◆ What is expected
Scan the material below for the string "pince", and copy every line where it shows up.
+ + + + + + +
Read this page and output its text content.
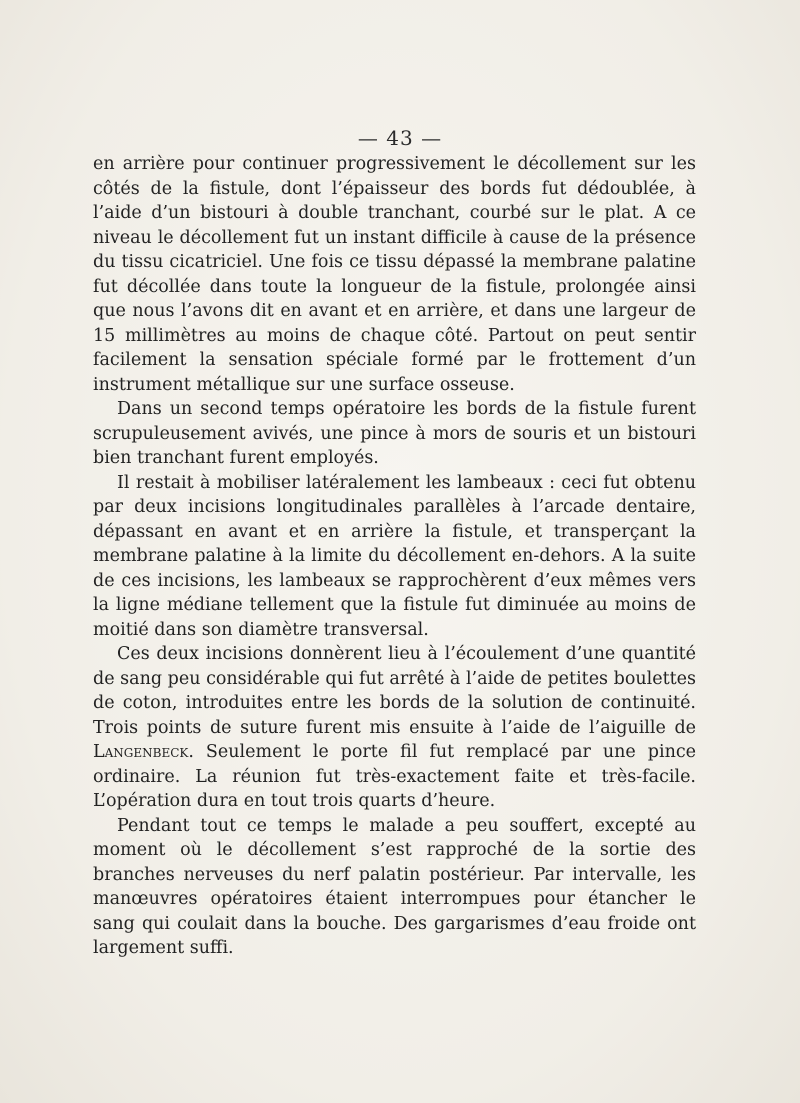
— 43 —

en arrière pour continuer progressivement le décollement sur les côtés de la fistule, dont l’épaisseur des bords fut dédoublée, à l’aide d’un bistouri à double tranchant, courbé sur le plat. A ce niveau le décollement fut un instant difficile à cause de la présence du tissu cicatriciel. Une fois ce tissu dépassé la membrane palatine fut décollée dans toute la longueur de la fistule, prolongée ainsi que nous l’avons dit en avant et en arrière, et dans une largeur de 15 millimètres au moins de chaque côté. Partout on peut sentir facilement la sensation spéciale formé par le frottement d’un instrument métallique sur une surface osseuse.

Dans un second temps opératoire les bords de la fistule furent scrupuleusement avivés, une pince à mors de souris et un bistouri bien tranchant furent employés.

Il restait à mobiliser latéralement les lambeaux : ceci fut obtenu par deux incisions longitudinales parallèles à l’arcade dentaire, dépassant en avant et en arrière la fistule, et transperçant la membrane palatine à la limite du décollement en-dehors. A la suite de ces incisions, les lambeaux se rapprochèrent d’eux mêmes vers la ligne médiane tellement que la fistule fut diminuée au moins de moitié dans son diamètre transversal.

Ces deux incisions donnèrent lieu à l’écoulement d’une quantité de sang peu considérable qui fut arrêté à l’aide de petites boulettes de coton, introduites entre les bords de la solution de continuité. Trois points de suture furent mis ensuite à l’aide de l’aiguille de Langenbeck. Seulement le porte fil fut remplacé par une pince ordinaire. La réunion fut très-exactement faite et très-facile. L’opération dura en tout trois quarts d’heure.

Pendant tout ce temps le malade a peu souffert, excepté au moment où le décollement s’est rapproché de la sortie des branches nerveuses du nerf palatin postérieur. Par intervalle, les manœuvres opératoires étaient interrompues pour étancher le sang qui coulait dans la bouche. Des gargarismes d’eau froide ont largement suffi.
+ + + + + + +
◆ Result of the exercise
Dans un second temps opératoire les bords de la fistule furent scrupuleusement avivés, une pince à mors de souris et un bistouri bien tranchant furent employés.
Ces deux incisions donnèrent lieu à l’écoulement d’une quantité de sang peu considérable qui fut arrêté à l’aide de petites boulettes de coton, introduites entre les bords de la solution de continuité. Trois points de suture furent mis ensuite à l’aide de l’aiguille de Langenbeck. Seulement le porte fil fut remplacé par une pince ordinaire. La réunion fut très-exactement faite et très-facile. L’opération dura en tout trois quarts d’heure.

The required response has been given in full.